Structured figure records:
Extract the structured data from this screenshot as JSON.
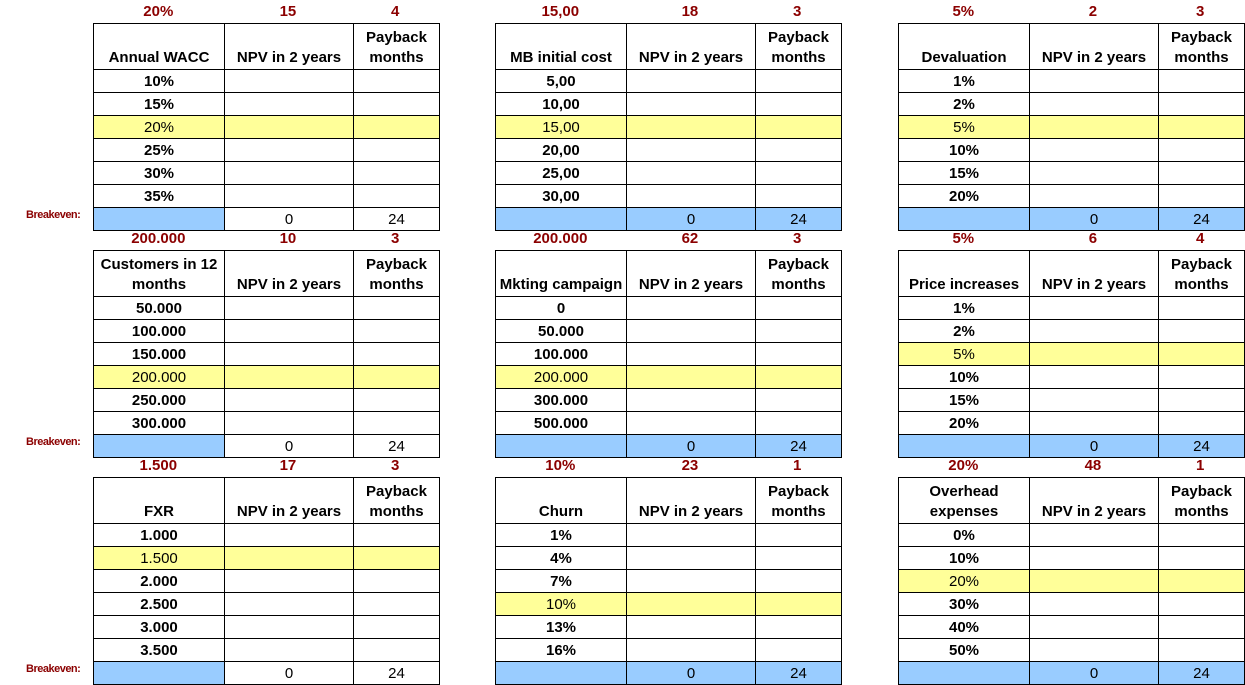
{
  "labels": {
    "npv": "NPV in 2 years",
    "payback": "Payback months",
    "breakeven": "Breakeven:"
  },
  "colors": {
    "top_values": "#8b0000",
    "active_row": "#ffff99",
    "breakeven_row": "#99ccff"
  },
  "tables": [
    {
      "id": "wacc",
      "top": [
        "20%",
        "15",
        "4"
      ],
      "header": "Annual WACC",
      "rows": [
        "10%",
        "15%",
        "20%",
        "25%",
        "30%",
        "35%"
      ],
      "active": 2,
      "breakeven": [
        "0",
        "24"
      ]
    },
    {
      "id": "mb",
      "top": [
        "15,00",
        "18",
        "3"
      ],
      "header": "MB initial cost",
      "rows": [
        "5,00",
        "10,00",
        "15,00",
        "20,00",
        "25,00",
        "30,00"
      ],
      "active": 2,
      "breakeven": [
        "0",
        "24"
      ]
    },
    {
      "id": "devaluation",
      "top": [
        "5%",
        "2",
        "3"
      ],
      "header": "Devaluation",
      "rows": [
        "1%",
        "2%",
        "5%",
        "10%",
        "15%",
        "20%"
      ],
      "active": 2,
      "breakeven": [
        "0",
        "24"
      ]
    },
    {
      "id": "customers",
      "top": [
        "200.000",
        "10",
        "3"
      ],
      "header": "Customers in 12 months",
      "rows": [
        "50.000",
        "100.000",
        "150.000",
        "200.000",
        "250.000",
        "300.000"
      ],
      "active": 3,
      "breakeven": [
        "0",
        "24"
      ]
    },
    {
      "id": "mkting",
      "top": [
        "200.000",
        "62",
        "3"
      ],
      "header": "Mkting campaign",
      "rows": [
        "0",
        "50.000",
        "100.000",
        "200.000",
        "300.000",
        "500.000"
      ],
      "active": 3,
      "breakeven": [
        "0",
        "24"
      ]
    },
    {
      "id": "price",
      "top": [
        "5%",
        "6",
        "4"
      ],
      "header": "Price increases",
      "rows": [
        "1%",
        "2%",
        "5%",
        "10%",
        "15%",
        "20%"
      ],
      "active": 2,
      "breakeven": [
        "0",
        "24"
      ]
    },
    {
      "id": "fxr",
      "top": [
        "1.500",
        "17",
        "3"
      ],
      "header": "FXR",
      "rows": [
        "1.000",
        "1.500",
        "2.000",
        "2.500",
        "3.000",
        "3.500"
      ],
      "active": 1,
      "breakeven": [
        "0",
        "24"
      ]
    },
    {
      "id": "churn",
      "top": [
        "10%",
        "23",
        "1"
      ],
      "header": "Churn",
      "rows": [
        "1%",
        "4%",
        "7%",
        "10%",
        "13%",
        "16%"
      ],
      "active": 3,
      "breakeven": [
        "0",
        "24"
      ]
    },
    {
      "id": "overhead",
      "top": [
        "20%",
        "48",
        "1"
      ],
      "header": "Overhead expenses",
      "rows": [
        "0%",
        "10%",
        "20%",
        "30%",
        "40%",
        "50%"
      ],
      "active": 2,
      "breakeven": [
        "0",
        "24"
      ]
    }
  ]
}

...

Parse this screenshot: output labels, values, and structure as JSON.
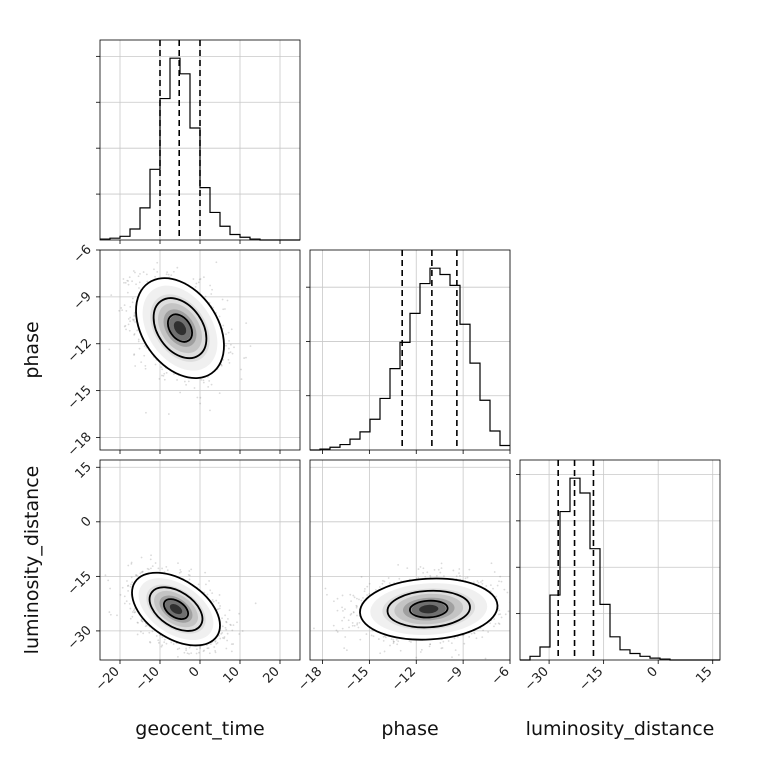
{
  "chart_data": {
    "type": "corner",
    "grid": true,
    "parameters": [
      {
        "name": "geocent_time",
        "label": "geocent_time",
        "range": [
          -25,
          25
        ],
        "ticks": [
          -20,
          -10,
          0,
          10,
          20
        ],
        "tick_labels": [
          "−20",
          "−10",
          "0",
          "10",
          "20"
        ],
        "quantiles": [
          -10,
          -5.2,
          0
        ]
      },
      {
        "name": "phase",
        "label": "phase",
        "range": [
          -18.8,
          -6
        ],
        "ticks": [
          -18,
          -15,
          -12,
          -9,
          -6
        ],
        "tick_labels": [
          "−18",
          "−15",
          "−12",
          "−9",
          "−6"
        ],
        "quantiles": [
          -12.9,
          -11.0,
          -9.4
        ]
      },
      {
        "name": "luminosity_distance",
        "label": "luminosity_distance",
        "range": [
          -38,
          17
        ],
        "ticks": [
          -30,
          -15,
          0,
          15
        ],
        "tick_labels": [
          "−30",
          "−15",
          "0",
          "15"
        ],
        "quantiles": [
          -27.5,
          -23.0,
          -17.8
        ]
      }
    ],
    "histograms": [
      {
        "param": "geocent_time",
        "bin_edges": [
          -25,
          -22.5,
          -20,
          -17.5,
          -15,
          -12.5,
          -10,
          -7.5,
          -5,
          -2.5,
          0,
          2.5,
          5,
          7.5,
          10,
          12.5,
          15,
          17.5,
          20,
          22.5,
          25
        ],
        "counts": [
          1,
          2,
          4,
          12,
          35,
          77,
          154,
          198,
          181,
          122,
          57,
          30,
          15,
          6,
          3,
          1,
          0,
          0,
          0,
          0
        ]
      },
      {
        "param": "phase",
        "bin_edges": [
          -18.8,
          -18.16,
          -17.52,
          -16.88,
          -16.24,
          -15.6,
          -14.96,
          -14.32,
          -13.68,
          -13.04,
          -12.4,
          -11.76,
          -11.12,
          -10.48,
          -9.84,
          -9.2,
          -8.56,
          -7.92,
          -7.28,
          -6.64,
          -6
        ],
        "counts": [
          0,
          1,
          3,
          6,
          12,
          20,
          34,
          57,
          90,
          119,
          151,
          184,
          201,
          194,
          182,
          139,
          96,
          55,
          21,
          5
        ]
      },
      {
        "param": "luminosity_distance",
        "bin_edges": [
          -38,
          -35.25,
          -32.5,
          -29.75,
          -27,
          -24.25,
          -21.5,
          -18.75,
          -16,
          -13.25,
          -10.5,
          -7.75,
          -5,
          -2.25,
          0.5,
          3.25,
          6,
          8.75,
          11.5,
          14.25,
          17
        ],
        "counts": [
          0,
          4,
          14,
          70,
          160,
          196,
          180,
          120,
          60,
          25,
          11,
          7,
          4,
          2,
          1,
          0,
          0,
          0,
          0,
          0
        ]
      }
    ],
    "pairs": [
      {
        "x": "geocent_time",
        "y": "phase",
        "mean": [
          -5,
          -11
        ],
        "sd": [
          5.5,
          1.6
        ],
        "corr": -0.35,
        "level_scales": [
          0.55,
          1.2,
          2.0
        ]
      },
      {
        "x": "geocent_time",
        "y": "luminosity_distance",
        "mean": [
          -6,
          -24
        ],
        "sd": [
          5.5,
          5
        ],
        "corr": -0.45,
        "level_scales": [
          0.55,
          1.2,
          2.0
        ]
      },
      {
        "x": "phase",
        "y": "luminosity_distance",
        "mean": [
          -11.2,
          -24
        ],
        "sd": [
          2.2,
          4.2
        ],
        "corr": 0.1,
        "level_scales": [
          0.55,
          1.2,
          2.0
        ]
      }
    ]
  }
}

...

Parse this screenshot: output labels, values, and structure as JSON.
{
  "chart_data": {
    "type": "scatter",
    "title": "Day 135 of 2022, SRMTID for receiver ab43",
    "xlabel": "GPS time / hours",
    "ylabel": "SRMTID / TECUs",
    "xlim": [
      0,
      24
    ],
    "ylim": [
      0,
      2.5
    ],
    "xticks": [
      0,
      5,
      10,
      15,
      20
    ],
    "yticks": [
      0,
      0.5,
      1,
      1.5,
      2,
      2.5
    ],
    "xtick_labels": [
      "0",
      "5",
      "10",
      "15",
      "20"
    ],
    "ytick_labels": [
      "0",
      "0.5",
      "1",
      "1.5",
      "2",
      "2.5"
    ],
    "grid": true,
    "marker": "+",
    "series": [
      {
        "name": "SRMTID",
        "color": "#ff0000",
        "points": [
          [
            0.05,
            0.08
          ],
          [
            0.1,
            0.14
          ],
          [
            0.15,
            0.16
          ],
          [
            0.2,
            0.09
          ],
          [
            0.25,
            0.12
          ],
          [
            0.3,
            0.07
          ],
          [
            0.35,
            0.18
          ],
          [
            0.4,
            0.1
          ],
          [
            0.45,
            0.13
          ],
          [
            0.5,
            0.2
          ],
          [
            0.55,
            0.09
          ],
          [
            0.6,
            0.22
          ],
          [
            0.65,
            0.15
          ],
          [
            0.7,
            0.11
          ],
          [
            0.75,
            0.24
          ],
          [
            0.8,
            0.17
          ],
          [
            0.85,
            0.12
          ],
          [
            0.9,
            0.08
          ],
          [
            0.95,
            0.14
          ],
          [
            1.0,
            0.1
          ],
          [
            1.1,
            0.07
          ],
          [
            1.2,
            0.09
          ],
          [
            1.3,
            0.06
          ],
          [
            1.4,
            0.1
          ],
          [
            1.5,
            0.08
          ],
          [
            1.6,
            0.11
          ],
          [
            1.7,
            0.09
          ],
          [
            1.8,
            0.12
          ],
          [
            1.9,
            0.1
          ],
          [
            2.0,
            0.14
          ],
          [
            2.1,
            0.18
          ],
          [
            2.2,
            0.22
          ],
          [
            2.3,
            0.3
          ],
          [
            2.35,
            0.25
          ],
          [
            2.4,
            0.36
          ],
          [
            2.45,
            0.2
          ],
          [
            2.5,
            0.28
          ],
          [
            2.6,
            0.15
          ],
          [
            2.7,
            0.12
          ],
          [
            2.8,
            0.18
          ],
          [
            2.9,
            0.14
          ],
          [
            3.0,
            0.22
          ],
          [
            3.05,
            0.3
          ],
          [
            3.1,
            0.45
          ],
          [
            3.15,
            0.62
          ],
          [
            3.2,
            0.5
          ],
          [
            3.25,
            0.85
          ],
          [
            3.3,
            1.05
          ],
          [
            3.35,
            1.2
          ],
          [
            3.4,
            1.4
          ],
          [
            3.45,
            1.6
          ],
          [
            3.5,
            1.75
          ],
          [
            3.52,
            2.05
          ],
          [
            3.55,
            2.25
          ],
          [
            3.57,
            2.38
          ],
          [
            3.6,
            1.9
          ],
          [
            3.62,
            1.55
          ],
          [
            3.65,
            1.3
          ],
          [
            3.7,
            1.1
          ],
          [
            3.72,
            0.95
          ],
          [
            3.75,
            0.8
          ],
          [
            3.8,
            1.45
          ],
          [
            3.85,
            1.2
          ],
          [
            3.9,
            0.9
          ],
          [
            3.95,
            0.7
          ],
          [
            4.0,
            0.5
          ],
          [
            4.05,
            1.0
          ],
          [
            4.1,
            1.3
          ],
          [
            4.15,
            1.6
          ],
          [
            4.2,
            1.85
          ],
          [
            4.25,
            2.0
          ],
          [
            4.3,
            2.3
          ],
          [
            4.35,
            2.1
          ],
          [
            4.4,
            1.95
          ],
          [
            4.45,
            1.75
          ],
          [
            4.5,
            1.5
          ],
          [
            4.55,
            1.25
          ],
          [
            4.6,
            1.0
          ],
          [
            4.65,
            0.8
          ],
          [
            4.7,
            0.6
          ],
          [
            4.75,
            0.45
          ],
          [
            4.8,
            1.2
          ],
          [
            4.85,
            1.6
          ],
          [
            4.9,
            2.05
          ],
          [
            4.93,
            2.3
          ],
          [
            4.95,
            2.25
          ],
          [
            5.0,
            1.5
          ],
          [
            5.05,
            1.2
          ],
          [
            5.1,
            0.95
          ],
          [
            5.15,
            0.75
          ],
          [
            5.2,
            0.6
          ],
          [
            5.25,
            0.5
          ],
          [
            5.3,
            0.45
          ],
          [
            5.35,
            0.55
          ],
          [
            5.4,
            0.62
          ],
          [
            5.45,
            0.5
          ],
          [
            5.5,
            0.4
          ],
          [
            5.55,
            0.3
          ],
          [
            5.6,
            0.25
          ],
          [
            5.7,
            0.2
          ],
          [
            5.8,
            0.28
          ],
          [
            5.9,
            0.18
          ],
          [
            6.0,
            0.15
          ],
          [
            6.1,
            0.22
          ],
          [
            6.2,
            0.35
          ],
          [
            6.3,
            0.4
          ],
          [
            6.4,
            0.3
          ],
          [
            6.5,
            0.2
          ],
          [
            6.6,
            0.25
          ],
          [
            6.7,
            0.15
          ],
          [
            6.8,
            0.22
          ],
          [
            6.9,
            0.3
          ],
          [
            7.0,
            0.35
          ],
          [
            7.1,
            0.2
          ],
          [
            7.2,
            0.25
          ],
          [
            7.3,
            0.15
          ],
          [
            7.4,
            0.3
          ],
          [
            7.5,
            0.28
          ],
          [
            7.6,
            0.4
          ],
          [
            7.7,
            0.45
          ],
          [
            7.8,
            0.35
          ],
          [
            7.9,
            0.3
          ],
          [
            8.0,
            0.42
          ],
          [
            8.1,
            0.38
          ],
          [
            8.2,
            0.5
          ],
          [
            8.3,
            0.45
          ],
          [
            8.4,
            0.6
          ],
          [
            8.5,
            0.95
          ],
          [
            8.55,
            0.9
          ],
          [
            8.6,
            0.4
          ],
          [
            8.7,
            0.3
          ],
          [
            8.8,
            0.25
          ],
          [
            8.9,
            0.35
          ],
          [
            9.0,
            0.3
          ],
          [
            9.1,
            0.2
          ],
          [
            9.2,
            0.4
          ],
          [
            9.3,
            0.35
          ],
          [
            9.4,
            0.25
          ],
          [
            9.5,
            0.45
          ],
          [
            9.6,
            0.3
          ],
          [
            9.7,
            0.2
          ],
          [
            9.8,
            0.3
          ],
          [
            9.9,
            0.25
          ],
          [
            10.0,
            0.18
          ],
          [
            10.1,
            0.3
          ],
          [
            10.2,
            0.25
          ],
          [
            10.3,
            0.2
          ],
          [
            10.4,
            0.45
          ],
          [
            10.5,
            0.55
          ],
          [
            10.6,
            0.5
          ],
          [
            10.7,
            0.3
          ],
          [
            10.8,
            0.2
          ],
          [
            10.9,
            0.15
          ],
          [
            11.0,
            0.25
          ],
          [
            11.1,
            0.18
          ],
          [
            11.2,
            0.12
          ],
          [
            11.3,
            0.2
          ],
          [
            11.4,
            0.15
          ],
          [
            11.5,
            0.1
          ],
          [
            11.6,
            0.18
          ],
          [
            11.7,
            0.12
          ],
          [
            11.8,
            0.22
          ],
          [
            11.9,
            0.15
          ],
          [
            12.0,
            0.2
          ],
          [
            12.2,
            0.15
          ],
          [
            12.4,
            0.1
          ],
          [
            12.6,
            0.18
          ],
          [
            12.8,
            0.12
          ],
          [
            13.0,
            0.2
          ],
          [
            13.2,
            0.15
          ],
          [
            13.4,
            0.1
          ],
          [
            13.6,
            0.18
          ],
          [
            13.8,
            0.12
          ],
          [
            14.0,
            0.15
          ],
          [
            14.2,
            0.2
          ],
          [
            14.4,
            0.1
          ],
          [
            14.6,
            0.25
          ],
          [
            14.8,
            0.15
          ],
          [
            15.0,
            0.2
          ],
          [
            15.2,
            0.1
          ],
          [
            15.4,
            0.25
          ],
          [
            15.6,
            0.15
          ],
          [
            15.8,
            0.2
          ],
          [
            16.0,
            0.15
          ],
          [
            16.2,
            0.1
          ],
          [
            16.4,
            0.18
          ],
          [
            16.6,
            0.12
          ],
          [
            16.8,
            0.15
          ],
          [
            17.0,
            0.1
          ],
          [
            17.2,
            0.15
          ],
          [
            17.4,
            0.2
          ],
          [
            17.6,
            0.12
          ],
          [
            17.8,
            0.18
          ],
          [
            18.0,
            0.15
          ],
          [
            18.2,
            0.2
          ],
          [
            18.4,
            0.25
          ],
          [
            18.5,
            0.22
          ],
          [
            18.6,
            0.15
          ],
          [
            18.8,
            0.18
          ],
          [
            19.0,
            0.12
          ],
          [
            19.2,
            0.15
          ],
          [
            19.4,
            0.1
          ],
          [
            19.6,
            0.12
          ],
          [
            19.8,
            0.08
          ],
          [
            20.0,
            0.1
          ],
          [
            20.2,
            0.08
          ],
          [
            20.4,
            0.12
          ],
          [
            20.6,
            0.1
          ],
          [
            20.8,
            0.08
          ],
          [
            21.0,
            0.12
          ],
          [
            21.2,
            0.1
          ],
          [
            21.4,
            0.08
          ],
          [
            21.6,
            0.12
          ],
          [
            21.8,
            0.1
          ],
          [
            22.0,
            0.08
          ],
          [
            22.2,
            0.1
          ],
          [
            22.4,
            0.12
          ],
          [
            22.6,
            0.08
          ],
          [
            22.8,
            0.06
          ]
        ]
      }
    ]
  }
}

• Your task:
Go through the records and pull out each line that includes the word "header".

• Answer for the task:
      "header": "Annual WACC",
      "header": "MB initial cost",
      "header": "Devaluation",
      "header": "Customers in 12 months",
      "header": "Mkting campaign",
      "header": "Price increases",
      "header": "FXR",
      "header": "Churn",
      "header": "Overhead expenses",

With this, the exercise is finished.